Write out the records beneath this line exactly as they appear, minus any images.

[Stored items]

------------------------------------------------------------------------

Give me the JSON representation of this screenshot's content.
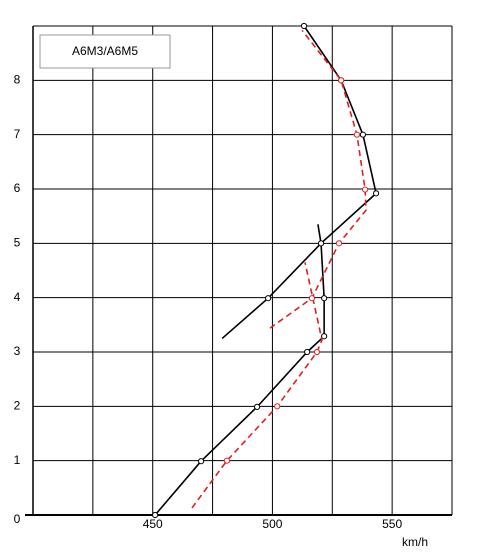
{
  "chart_data": {
    "type": "line",
    "title": "A6M3/A6M5",
    "x_label": "km/h",
    "xlim": [
      400,
      575
    ],
    "ylim": [
      0,
      9
    ],
    "xticks": [
      450,
      500,
      550
    ],
    "yticks": [
      0,
      1,
      2,
      3,
      4,
      5,
      6,
      7,
      8
    ],
    "xgrid": [
      400,
      425,
      450,
      475,
      500,
      525,
      550,
      575
    ],
    "ygrid": [
      1,
      2,
      3,
      4,
      5,
      6,
      7,
      8,
      9
    ],
    "series": [
      {
        "color": "#000000",
        "dashed": false,
        "line": true,
        "x": [
          451,
          470.2,
          493.6,
          514.5,
          521.6,
          null,
          479,
          498.2,
          520.3,
          543.3,
          null,
          519,
          520.3,
          521.6,
          521.6,
          null,
          543.3,
          537.8,
          528.7,
          513.2
        ],
        "values": [
          0,
          0.99,
          1.99,
          3.0,
          3.29,
          null,
          3.25,
          3.99,
          5.0,
          5.92,
          null,
          5.35,
          5.0,
          3.99,
          3.29,
          null,
          5.92,
          7.0,
          8.0,
          9.0
        ]
      },
      {
        "color": "#000000",
        "line": false,
        "x": [
          451,
          470.2,
          493.6,
          514.5,
          521.6,
          498.2,
          521.6,
          520.3,
          543.3,
          537.8,
          528.7,
          513.2
        ],
        "values": [
          0,
          0.99,
          1.99,
          3.0,
          3.29,
          3.99,
          3.99,
          5.0,
          5.92,
          7.0,
          8.0,
          9.0
        ]
      },
      {
        "color": "#e02020",
        "dashed": true,
        "line": true,
        "x": [
          466.4,
          481,
          502,
          518.6,
          520.7,
          513.6,
          null,
          499,
          516.5,
          527.8,
          539.1,
          538.7,
          535.3,
          528.7,
          512.4
        ],
        "values": [
          0.13,
          1.0,
          2.0,
          3.0,
          3.22,
          4.65,
          null,
          3.44,
          3.99,
          5.0,
          5.61,
          5.99,
          7.0,
          8.0,
          8.92
        ]
      },
      {
        "color": "#e02020",
        "line": false,
        "x": [
          481,
          502,
          518.6,
          516.5,
          527.8,
          538.7,
          535.3,
          528.7
        ],
        "values": [
          1.0,
          2.0,
          3.0,
          3.99,
          5.0,
          5.99,
          7.0,
          8.0
        ]
      }
    ]
  }
}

------------------------------------------------------------------------

#### Task solution
Give me the JSON representation of this screenshot's content.
{
  "chart_data": {
    "type": "line",
    "title": "A6M3/A6M5",
    "x_label": "km/h",
    "xlim": [
      400,
      575
    ],
    "ylim": [
      0,
      9
    ],
    "xticks": [
      450,
      500,
      550
    ],
    "yticks": [
      0,
      1,
      2,
      3,
      4,
      5,
      6,
      7,
      8
    ],
    "xgrid": [
      400,
      425,
      450,
      475,
      500,
      525,
      550,
      575
    ],
    "ygrid": [
      1,
      2,
      3,
      4,
      5,
      6,
      7,
      8,
      9
    ],
    "series": [
      {
        "color": "#000000",
        "dashed": false,
        "line": true,
        "x": [
          451,
          470.2,
          493.6,
          514.5,
          521.6,
          null,
          479,
          498.2,
          520.3,
          543.3,
          null,
          519,
          520.3,
          521.6,
          521.6,
          null,
          543.3,
          537.8,
          528.7,
          513.2
        ],
        "values": [
          0,
          0.99,
          1.99,
          3.0,
          3.29,
          null,
          3.25,
          3.99,
          5.0,
          5.92,
          null,
          5.35,
          5.0,
          3.99,
          3.29,
          null,
          5.92,
          7.0,
          8.0,
          9.0
        ]
      },
      {
        "color": "#000000",
        "line": false,
        "x": [
          451,
          470.2,
          493.6,
          514.5,
          521.6,
          498.2,
          521.6,
          520.3,
          543.3,
          537.8,
          528.7,
          513.2
        ],
        "values": [
          0,
          0.99,
          1.99,
          3.0,
          3.29,
          3.99,
          3.99,
          5.0,
          5.92,
          7.0,
          8.0,
          9.0
        ]
      },
      {
        "color": "#e02020",
        "dashed": true,
        "line": true,
        "x": [
          466.4,
          481,
          502,
          518.6,
          520.7,
          513.6,
          null,
          499,
          516.5,
          527.8,
          539.1,
          538.7,
          535.3,
          528.7,
          512.4
        ],
        "values": [
          0.13,
          1.0,
          2.0,
          3.0,
          3.22,
          4.65,
          null,
          3.44,
          3.99,
          5.0,
          5.61,
          5.99,
          7.0,
          8.0,
          8.92
        ]
      },
      {
        "color": "#e02020",
        "line": false,
        "x": [
          481,
          502,
          518.6,
          516.5,
          527.8,
          538.7,
          535.3,
          528.7
        ],
        "values": [
          1.0,
          2.0,
          3.0,
          3.99,
          5.0,
          5.99,
          7.0,
          8.0
        ]
      }
    ]
  }
}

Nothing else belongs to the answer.